(Collected data entries)
----

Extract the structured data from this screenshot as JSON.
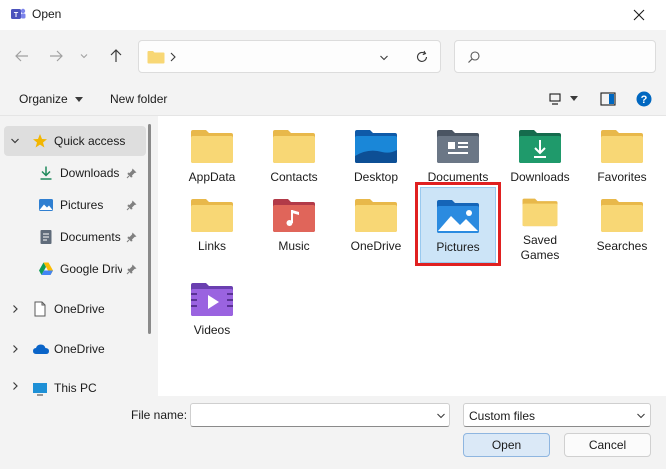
{
  "window": {
    "title": "Open",
    "app_icon": "teams-icon"
  },
  "nav": {
    "address_path": ""
  },
  "toolbar": {
    "organize_label": "Organize",
    "new_folder_label": "New folder"
  },
  "sidebar": {
    "items": [
      {
        "label": "Quick access",
        "icon": "star-icon",
        "active": true
      },
      {
        "label": "Downloads",
        "icon": "download-icon",
        "pinned": true
      },
      {
        "label": "Pictures",
        "icon": "pictures-icon",
        "pinned": true
      },
      {
        "label": "Documents",
        "icon": "documents-icon",
        "pinned": true
      },
      {
        "label": "Google Drive",
        "icon": "google-drive-icon",
        "pinned": true
      },
      {
        "label": "OneDrive",
        "icon": "file-icon"
      },
      {
        "label": "OneDrive",
        "icon": "cloud-icon"
      },
      {
        "label": "This PC",
        "icon": "pc-icon"
      }
    ]
  },
  "folders": [
    {
      "label": "AppData",
      "type": "plain"
    },
    {
      "label": "Contacts",
      "type": "plain"
    },
    {
      "label": "Desktop",
      "type": "desktop"
    },
    {
      "label": "Documents",
      "type": "documents"
    },
    {
      "label": "Downloads",
      "type": "downloads"
    },
    {
      "label": "Favorites",
      "type": "plain"
    },
    {
      "label": "Links",
      "type": "plain"
    },
    {
      "label": "Music",
      "type": "music"
    },
    {
      "label": "OneDrive",
      "type": "plain"
    },
    {
      "label": "Pictures",
      "type": "pictures",
      "selected": true
    },
    {
      "label": "Saved Games",
      "type": "plain"
    },
    {
      "label": "Searches",
      "type": "plain"
    },
    {
      "label": "Videos",
      "type": "videos"
    }
  ],
  "footer": {
    "file_name_label": "File name:",
    "file_name_value": "",
    "filter_value": "Custom files",
    "open_label": "Open",
    "cancel_label": "Cancel"
  },
  "colors": {
    "folder_yellow": "#f8d775",
    "selection": "#cce4f7",
    "highlight": "#e02020",
    "accent": "#0067c0"
  }
}
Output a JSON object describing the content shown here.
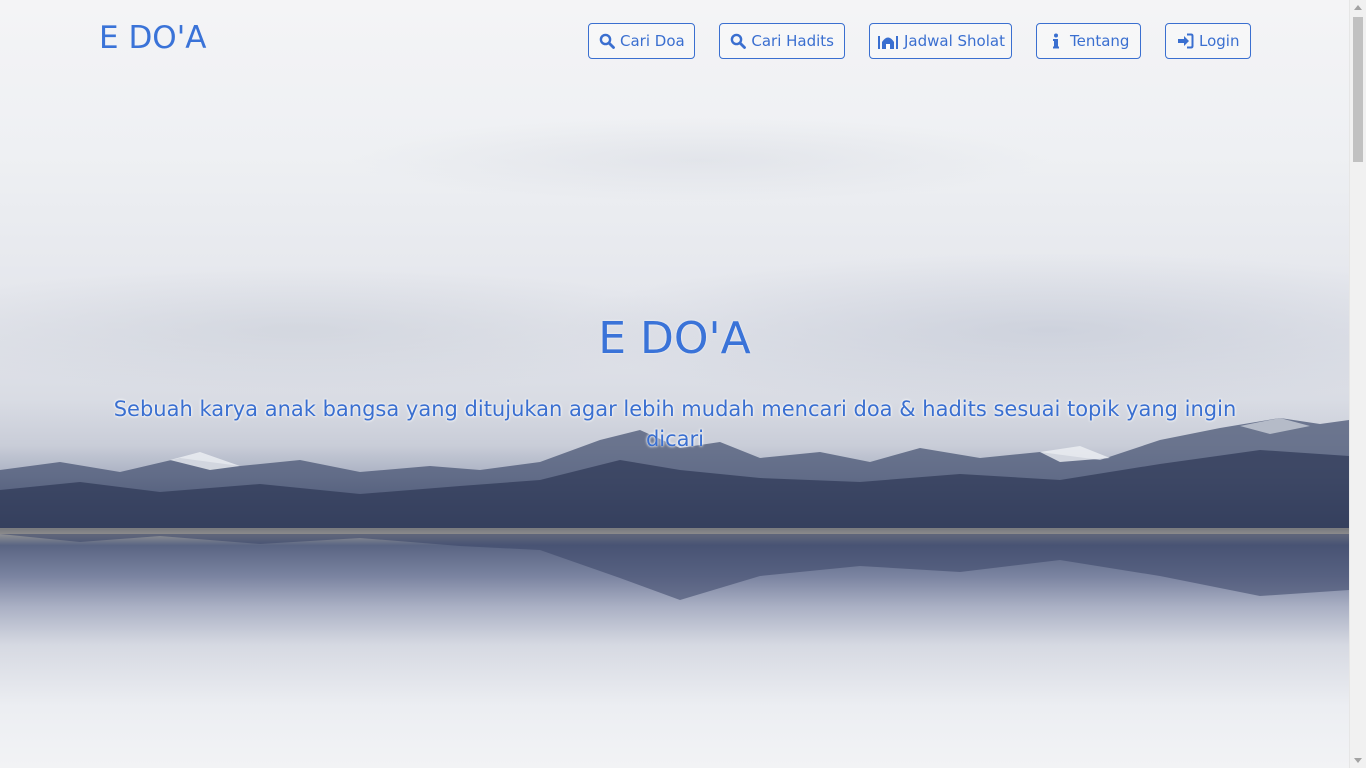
{
  "navbar": {
    "brand": "E DO'A",
    "buttons": [
      {
        "label": "Cari Doa",
        "icon": "search-icon"
      },
      {
        "label": "Cari Hadits",
        "icon": "search-icon"
      },
      {
        "label": "Jadwal Sholat",
        "icon": "mosque-icon"
      },
      {
        "label": "Tentang",
        "icon": "info-icon"
      },
      {
        "label": "Login",
        "icon": "sign-in-icon"
      }
    ]
  },
  "hero": {
    "title": "E DO'A",
    "subtitle": "Sebuah karya anak bangsa yang ditujukan agar lebih mudah mencari doa & hadits sesuai topik yang ingin dicari"
  },
  "colors": {
    "accent": "#3a73d8",
    "button_border": "#3a6fd0"
  }
}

----

WHAT TO DO: Repeat the material above in full and exactly, apart from the pictures.

TASK SOLUTION:
Extract the structured data from this screenshot as JSON.
{
  "window": {
    "title": "Open",
    "app_icon": "teams-icon"
  },
  "nav": {
    "address_path": ""
  },
  "toolbar": {
    "organize_label": "Organize",
    "new_folder_label": "New folder"
  },
  "sidebar": {
    "items": [
      {
        "label": "Quick access",
        "icon": "star-icon",
        "active": true
      },
      {
        "label": "Downloads",
        "icon": "download-icon",
        "pinned": true
      },
      {
        "label": "Pictures",
        "icon": "pictures-icon",
        "pinned": true
      },
      {
        "label": "Documents",
        "icon": "documents-icon",
        "pinned": true
      },
      {
        "label": "Google Drive",
        "icon": "google-drive-icon",
        "pinned": true
      },
      {
        "label": "OneDrive",
        "icon": "file-icon"
      },
      {
        "label": "OneDrive",
        "icon": "cloud-icon"
      },
      {
        "label": "This PC",
        "icon": "pc-icon"
      }
    ]
  },
  "folders": [
    {
      "label": "AppData",
      "type": "plain"
    },
    {
      "label": "Contacts",
      "type": "plain"
    },
    {
      "label": "Desktop",
      "type": "desktop"
    },
    {
      "label": "Documents",
      "type": "documents"
    },
    {
      "label": "Downloads",
      "type": "downloads"
    },
    {
      "label": "Favorites",
      "type": "plain"
    },
    {
      "label": "Links",
      "type": "plain"
    },
    {
      "label": "Music",
      "type": "music"
    },
    {
      "label": "OneDrive",
      "type": "plain"
    },
    {
      "label": "Pictures",
      "type": "pictures",
      "selected": true
    },
    {
      "label": "Saved Games",
      "type": "plain"
    },
    {
      "label": "Searches",
      "type": "plain"
    },
    {
      "label": "Videos",
      "type": "videos"
    }
  ],
  "footer": {
    "file_name_label": "File name:",
    "file_name_value": "",
    "filter_value": "Custom files",
    "open_label": "Open",
    "cancel_label": "Cancel"
  },
  "colors": {
    "folder_yellow": "#f8d775",
    "selection": "#cce4f7",
    "highlight": "#e02020",
    "accent": "#0067c0"
  }
}
Output a JSON object describing the content shown here.
{
  "navbar": {
    "brand": "E DO'A",
    "buttons": [
      {
        "label": "Cari Doa",
        "icon": "search-icon"
      },
      {
        "label": "Cari Hadits",
        "icon": "search-icon"
      },
      {
        "label": "Jadwal Sholat",
        "icon": "mosque-icon"
      },
      {
        "label": "Tentang",
        "icon": "info-icon"
      },
      {
        "label": "Login",
        "icon": "sign-in-icon"
      }
    ]
  },
  "hero": {
    "title": "E DO'A",
    "subtitle": "Sebuah karya anak bangsa yang ditujukan agar lebih mudah mencari doa & hadits sesuai topik yang ingin dicari"
  },
  "colors": {
    "accent": "#3a73d8",
    "button_border": "#3a6fd0"
  }
}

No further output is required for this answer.